Given problem — Copy nothing but the text: repeat each entry exactly and drop the images.
Information supplied start
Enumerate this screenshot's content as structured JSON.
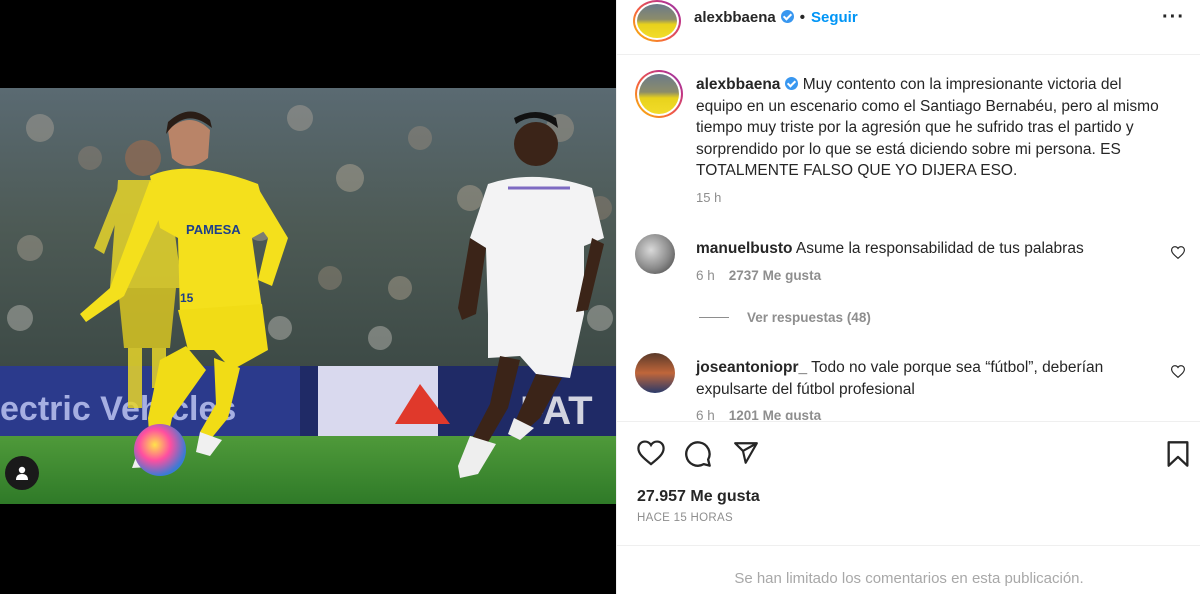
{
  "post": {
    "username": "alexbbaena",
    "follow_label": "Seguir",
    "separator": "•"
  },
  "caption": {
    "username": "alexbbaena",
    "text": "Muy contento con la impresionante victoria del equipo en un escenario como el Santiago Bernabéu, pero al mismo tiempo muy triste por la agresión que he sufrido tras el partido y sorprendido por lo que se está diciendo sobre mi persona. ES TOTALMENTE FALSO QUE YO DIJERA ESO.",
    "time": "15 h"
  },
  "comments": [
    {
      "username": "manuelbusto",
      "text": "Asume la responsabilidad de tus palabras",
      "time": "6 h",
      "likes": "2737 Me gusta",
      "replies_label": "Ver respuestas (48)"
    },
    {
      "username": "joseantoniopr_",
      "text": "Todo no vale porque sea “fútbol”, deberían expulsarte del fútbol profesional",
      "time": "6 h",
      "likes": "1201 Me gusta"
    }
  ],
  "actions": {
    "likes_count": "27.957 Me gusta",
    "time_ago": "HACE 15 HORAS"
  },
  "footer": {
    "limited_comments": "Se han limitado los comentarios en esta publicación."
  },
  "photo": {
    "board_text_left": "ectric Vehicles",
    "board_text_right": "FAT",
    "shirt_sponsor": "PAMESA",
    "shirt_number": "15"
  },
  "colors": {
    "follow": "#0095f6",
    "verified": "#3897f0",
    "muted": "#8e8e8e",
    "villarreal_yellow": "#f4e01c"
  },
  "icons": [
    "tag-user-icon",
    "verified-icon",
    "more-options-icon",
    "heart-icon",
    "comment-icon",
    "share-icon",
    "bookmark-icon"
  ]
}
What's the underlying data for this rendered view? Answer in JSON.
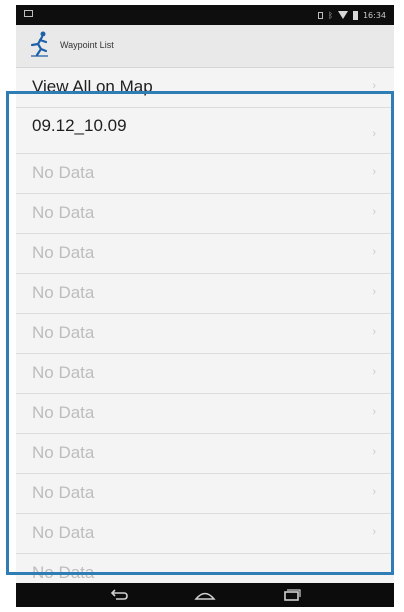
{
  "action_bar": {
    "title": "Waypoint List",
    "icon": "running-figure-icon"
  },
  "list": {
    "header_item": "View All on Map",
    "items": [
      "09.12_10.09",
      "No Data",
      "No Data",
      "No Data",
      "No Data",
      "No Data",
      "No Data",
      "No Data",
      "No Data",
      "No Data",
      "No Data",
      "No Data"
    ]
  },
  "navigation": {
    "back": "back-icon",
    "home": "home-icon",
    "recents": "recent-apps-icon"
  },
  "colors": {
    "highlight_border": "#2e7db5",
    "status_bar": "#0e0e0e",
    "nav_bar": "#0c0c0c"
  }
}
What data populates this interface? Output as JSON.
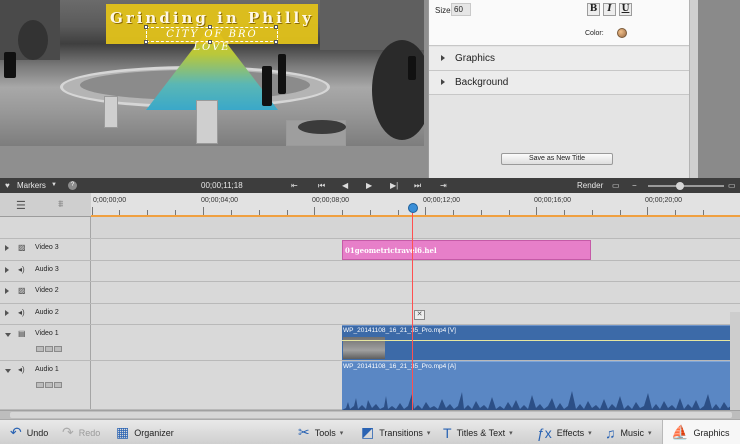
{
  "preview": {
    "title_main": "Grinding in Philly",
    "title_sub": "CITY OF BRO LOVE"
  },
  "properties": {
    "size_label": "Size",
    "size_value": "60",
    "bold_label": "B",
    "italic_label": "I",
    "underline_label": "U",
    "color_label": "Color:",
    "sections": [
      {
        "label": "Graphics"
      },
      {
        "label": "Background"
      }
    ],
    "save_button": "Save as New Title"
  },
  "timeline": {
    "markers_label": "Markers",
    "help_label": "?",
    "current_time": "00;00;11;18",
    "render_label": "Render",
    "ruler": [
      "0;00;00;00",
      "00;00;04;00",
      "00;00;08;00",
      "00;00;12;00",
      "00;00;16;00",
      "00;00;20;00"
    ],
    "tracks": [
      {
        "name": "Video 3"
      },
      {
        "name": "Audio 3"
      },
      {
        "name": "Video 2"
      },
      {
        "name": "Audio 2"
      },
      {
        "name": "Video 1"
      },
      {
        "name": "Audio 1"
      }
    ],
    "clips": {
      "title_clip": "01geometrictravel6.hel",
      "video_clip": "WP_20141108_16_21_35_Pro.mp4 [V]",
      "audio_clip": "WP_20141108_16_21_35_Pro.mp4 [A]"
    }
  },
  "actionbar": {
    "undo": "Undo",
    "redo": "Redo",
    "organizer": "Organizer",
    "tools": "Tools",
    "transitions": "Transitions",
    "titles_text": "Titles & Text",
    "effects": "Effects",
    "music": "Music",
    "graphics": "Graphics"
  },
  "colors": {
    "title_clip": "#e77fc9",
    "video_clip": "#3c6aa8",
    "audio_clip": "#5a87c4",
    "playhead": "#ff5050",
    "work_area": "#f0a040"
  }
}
Information supplied end
Answer for the task —
Enumerate this screenshot's content as structured JSON.
{
  "post": {
    "username": "alexbbaena",
    "follow_label": "Seguir",
    "separator": "•"
  },
  "caption": {
    "username": "alexbbaena",
    "text": "Muy contento con la impresionante victoria del equipo en un escenario como el Santiago Bernabéu, pero al mismo tiempo muy triste por la agresión que he sufrido tras el partido y sorprendido por lo que se está diciendo sobre mi persona. ES TOTALMENTE FALSO QUE YO DIJERA ESO.",
    "time": "15 h"
  },
  "comments": [
    {
      "username": "manuelbusto",
      "text": "Asume la responsabilidad de tus palabras",
      "time": "6 h",
      "likes": "2737 Me gusta",
      "replies_label": "Ver respuestas (48)"
    },
    {
      "username": "joseantoniopr_",
      "text": "Todo no vale porque sea “fútbol”, deberían expulsarte del fútbol profesional",
      "time": "6 h",
      "likes": "1201 Me gusta"
    }
  ],
  "actions": {
    "likes_count": "27.957 Me gusta",
    "time_ago": "HACE 15 HORAS"
  },
  "footer": {
    "limited_comments": "Se han limitado los comentarios en esta publicación."
  },
  "photo": {
    "board_text_left": "ectric Vehicles",
    "board_text_right": "FAT",
    "shirt_sponsor": "PAMESA",
    "shirt_number": "15"
  },
  "colors": {
    "follow": "#0095f6",
    "verified": "#3897f0",
    "muted": "#8e8e8e",
    "villarreal_yellow": "#f4e01c"
  },
  "icons": [
    "tag-user-icon",
    "verified-icon",
    "more-options-icon",
    "heart-icon",
    "comment-icon",
    "share-icon",
    "bookmark-icon"
  ]
}
What's the underlying data for this rendered view? Answer in JSON.
{
  "action_bar": {
    "title": "Waypoint List",
    "icon": "running-figure-icon"
  },
  "list": {
    "header_item": "View All on Map",
    "items": [
      "09.12_10.09",
      "No Data",
      "No Data",
      "No Data",
      "No Data",
      "No Data",
      "No Data",
      "No Data",
      "No Data",
      "No Data",
      "No Data",
      "No Data"
    ]
  },
  "navigation": {
    "back": "back-icon",
    "home": "home-icon",
    "recents": "recent-apps-icon"
  },
  "colors": {
    "highlight_border": "#2e7db5",
    "status_bar": "#0e0e0e",
    "nav_bar": "#0c0c0c"
  }
}
What data populates this interface? Output as JSON.
{
  "preview": {
    "title_main": "Grinding in Philly",
    "title_sub": "CITY OF BRO LOVE"
  },
  "properties": {
    "size_label": "Size",
    "size_value": "60",
    "bold_label": "B",
    "italic_label": "I",
    "underline_label": "U",
    "color_label": "Color:",
    "sections": [
      {
        "label": "Graphics"
      },
      {
        "label": "Background"
      }
    ],
    "save_button": "Save as New Title"
  },
  "timeline": {
    "markers_label": "Markers",
    "help_label": "?",
    "current_time": "00;00;11;18",
    "render_label": "Render",
    "ruler": [
      "0;00;00;00",
      "00;00;04;00",
      "00;00;08;00",
      "00;00;12;00",
      "00;00;16;00",
      "00;00;20;00"
    ],
    "tracks": [
      {
        "name": "Video 3"
      },
      {
        "name": "Audio 3"
      },
      {
        "name": "Video 2"
      },
      {
        "name": "Audio 2"
      },
      {
        "name": "Video 1"
      },
      {
        "name": "Audio 1"
      }
    ],
    "clips": {
      "title_clip": "01geometrictravel6.hel",
      "video_clip": "WP_20141108_16_21_35_Pro.mp4 [V]",
      "audio_clip": "WP_20141108_16_21_35_Pro.mp4 [A]"
    }
  },
  "actionbar": {
    "undo": "Undo",
    "redo": "Redo",
    "organizer": "Organizer",
    "tools": "Tools",
    "transitions": "Transitions",
    "titles_text": "Titles & Text",
    "effects": "Effects",
    "music": "Music",
    "graphics": "Graphics"
  },
  "colors": {
    "title_clip": "#e77fc9",
    "video_clip": "#3c6aa8",
    "audio_clip": "#5a87c4",
    "playhead": "#ff5050",
    "work_area": "#f0a040"
  }
}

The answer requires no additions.